抜粋本文:
══════
「あなたは愛する人を救えますか」
河村循環器病クリニック 院長
河村剛史

Vol.71

危機を知らせる声があった:
令和6年能登半島地震、 LAL衝突事故

 2024年(令和6年)1月1日16時10分にM7.6の能登半島地震が起こった。翌2日17時47分には羽田空港C滑走路にて救援物質を搬送する海上保安庁輸送機と着陸中のJAL516機とが衝突事故が発生した。
 能登半島大震災発生後にテレビの正月番組は震災報道に切り替わり、NHK山内泉アナウンサーが、「津波の恐れがあります。直ちに高台に避難してください」、「東日本大震災を思い出したください」などと絶叫が耳に残った。まさに「ことばで命を守る」呼びかけであった。
 炎に包まれたJAL機からの乗客乗員379名全員の脱出成功は、「奇跡の脱出」と評価された。この成功のカギは、乗務員の「脱出時の90秒ルール」の訓練のたまものであり、乗客の荷物を持ち出さずに速やかな脱出誘導に協力した2点が上げれている。窓の外の燃え盛る炎、客室内に漂う白煙の中、「その場に身をかがめてください」とCAの声が響き渡っていた。
 米国留学中に経験した1986年1月22日に松江で行われたバレーボール試合中にフロー・ハイマン選手が控えのベンチで倒れ、その一部始終がテレビ放送された時、「なぜ日本人は心肺蘇生をしないのか」と周りの人から非難を受けた。その時に、日本人には「命の教育」がなされていないことを痛感した。
 日本に帰国後、1988年から心肺蘇生法普及を始め、「意識の確認=命」の啓発を行った。「あなたは愛する人を救えますか」をキャッチコピーに兵庫県県民運動(1990年年度から1994年度)に発展した。550万県民に対して受講者105万人を達成できたが、意識の啓発にはつながったが、「命の危機」には物足りなさを感じた。
 1995年1月17日の阪神淡路大震災を経験し、「意識=命」の啓発に不足しているのが、「危機を知らせる声」であることに気づき、それ以後、意識がなければ、大声で叫び、命の危機を知らせることに啓発の主眼を置いた。
 心肺蘇生法は、「個人の命の危機」に対して、大声で助けを呼び、パニックの中で適切な指示をする訓練である。地震では津波の危険性を知らせるため大声で叫ぶ手段である。
 JAL機内の乗務員の声は、「集団の命の危機」に対してパニックに陥った乗客のパニック・コントロールとなった。
 今回の能登半島地震では、テレビから住民に危機を知らせる「命を守る声」があり、JAL衝突事故では、パニックに陥った乗客を適切な指示を与える声が命を救ったと思う。
══════
抜粋本文によると、兵庫県県民運動で達成した受講者数は何人ですか？

保存済みデータ項目:
══════
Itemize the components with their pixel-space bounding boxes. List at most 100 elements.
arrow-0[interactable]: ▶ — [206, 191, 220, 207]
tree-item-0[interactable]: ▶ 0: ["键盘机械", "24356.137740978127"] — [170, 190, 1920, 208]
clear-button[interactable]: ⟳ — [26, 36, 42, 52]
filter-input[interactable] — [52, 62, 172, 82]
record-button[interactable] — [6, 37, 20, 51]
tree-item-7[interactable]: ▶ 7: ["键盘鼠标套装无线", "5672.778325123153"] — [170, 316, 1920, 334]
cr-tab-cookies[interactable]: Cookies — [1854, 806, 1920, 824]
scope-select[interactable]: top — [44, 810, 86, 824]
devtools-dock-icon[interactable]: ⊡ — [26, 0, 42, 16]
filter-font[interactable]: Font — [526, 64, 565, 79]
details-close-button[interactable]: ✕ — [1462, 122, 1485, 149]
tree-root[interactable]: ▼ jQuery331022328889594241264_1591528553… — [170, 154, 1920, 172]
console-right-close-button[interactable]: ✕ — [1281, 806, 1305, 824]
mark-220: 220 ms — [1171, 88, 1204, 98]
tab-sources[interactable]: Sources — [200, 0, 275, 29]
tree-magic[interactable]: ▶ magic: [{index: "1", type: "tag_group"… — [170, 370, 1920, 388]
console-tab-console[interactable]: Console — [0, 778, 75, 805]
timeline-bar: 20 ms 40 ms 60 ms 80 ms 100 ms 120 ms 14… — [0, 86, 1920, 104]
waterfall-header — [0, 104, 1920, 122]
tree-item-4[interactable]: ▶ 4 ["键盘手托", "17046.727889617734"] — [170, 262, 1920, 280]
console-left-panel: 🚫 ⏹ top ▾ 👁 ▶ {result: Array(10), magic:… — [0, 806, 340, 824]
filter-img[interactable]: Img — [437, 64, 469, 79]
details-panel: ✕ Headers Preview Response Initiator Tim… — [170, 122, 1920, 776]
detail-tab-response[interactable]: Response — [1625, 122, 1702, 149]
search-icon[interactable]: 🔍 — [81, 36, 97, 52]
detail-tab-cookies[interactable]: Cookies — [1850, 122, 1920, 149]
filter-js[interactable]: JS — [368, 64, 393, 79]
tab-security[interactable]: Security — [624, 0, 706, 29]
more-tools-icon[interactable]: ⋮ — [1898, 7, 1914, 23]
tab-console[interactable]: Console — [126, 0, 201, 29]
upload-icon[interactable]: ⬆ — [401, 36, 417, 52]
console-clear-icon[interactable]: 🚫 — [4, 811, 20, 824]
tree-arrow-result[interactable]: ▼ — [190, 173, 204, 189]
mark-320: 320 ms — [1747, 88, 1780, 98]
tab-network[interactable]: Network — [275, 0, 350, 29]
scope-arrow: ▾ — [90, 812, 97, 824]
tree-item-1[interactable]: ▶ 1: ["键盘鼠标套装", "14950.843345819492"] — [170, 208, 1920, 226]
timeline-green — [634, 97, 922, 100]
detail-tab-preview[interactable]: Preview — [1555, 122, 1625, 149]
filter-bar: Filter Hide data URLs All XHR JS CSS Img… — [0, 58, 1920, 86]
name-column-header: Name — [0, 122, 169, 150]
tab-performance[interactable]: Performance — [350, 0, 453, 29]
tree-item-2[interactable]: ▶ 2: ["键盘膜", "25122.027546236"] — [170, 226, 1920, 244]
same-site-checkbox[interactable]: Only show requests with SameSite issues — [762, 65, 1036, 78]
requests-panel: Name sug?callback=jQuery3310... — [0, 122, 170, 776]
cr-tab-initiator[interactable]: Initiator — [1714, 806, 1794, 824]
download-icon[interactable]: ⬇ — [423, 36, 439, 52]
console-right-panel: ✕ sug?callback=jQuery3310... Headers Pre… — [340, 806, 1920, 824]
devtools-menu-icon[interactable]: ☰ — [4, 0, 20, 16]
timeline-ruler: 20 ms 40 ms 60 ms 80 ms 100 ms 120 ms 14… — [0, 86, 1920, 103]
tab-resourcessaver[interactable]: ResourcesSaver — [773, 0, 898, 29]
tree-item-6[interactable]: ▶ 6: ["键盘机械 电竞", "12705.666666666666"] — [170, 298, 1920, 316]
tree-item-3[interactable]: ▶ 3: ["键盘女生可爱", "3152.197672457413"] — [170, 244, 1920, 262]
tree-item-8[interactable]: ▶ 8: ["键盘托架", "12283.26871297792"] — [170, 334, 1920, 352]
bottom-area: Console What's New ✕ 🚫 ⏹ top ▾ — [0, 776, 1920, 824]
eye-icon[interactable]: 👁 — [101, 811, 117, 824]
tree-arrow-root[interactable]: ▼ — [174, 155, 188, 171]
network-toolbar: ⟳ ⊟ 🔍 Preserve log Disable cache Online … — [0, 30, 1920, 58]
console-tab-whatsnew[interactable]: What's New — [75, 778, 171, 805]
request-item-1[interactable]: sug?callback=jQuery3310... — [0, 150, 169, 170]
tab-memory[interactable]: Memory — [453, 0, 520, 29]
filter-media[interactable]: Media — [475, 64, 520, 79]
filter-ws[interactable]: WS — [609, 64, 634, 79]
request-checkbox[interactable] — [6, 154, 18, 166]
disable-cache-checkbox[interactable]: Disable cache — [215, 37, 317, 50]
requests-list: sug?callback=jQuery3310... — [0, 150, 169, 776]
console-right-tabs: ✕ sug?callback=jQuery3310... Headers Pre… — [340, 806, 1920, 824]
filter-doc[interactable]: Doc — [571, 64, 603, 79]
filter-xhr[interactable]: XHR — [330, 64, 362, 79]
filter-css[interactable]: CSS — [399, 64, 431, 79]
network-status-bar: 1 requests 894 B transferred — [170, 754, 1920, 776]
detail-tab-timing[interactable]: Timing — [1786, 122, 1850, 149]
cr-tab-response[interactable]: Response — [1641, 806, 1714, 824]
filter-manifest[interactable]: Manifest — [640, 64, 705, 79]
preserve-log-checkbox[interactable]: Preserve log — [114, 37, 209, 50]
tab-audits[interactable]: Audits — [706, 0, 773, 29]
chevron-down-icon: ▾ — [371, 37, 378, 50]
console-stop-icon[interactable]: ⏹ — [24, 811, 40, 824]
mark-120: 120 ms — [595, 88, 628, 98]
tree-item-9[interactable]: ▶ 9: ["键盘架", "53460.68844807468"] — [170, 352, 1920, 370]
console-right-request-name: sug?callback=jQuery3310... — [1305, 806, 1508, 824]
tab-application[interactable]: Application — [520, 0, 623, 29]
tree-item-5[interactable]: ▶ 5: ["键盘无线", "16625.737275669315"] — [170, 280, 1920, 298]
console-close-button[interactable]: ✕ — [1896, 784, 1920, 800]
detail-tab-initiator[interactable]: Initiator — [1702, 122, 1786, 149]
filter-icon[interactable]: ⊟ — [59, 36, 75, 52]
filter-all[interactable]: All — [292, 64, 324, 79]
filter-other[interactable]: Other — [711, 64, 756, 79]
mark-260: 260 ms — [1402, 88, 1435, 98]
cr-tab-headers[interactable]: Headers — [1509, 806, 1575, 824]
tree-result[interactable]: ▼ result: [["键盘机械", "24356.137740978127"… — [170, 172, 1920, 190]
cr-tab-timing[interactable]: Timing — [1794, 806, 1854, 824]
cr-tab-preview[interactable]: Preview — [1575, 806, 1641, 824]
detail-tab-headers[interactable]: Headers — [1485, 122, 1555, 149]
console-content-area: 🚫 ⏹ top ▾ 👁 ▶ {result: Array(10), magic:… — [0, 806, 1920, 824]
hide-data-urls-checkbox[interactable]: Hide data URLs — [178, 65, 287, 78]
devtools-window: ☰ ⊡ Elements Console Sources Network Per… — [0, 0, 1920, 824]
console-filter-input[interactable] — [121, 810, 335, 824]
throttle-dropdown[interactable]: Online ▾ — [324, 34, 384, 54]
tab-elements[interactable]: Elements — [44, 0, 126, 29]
══════
解答:
105万人です。